Task statement: Images appear in the records below; leave them out and repeat everything else exactly.

Data entries:
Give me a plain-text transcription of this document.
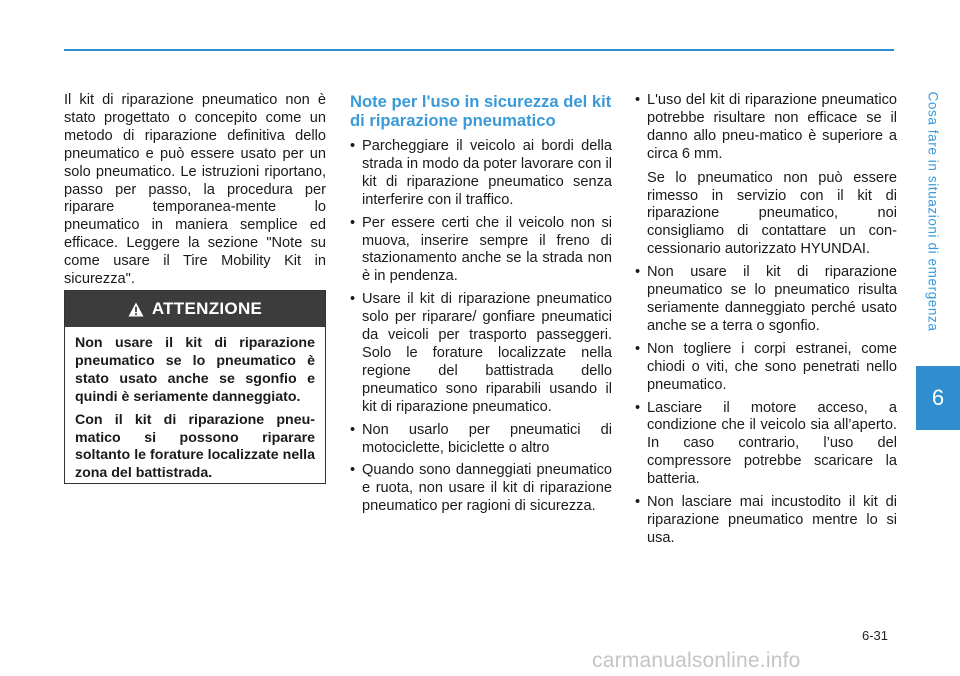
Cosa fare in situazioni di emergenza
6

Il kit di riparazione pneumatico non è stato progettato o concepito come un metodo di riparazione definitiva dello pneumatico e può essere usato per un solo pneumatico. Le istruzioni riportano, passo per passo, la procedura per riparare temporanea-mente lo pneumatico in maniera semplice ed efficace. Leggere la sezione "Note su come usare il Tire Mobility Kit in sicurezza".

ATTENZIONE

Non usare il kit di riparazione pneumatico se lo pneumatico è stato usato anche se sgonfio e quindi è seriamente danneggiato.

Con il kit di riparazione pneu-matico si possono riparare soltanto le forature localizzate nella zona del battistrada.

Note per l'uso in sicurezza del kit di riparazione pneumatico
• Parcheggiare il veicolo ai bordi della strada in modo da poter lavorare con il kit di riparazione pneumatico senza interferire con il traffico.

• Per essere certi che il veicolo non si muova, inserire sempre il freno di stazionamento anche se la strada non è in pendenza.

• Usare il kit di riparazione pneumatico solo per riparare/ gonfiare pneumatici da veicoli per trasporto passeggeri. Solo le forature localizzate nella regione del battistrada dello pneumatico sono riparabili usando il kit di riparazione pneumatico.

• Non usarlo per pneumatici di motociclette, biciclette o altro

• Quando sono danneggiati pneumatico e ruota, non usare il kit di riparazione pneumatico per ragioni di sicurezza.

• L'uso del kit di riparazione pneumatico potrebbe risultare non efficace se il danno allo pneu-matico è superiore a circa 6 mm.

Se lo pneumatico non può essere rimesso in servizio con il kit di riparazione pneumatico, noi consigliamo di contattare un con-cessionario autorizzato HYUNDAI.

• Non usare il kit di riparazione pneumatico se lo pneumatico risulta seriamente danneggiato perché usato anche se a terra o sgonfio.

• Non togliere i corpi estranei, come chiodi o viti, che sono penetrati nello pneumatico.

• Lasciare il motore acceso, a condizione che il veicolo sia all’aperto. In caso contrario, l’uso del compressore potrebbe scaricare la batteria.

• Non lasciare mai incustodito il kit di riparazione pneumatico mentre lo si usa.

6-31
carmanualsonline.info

Response to this exercise:
Give me a plain-text transcription of this document.
Cosa fare in situazioni di emergenza
6

Il kit di riparazione pneumatico non è stato progettato o concepito come un metodo di riparazione definitiva dello pneumatico e può essere usato per un solo pneumatico. Le istruzioni riportano, passo per passo, la procedura per riparare temporanea-mente lo pneumatico in maniera semplice ed efficace. Leggere la sezione "Note su come usare il Tire Mobility Kit in sicurezza".

ATTENZIONE

Non usare il kit di riparazione pneumatico se lo pneumatico è stato usato anche se sgonfio e quindi è seriamente danneggiato.

Con il kit di riparazione pneu-matico si possono riparare soltanto le forature localizzate nella zona del battistrada.

Note per l'uso in sicurezza del kit di riparazione pneumatico
• Parcheggiare il veicolo ai bordi della strada in modo da poter lavorare con il kit di riparazione pneumatico senza interferire con il traffico.

• Per essere certi che il veicolo non si muova, inserire sempre il freno di stazionamento anche se la strada non è in pendenza.

• Usare il kit di riparazione pneumatico solo per riparare/ gonfiare pneumatici da veicoli per trasporto passeggeri. Solo le forature localizzate nella regione del battistrada dello pneumatico sono riparabili usando il kit di riparazione pneumatico.

• Non usarlo per pneumatici di motociclette, biciclette o altro

• Quando sono danneggiati pneumatico e ruota, non usare il kit di riparazione pneumatico per ragioni di sicurezza.

• L'uso del kit di riparazione pneumatico potrebbe risultare non efficace se il danno allo pneu-matico è superiore a circa 6 mm.

Se lo pneumatico non può essere rimesso in servizio con il kit di riparazione pneumatico, noi consigliamo di contattare un con-cessionario autorizzato HYUNDAI.

• Non usare il kit di riparazione pneumatico se lo pneumatico risulta seriamente danneggiato perché usato anche se a terra o sgonfio.

• Non togliere i corpi estranei, come chiodi o viti, che sono penetrati nello pneumatico.

• Lasciare il motore acceso, a condizione che il veicolo sia all’aperto. In caso contrario, l’uso del compressore potrebbe scaricare la batteria.

• Non lasciare mai incustodito il kit di riparazione pneumatico mentre lo si usa.

6-31
carmanualsonline.info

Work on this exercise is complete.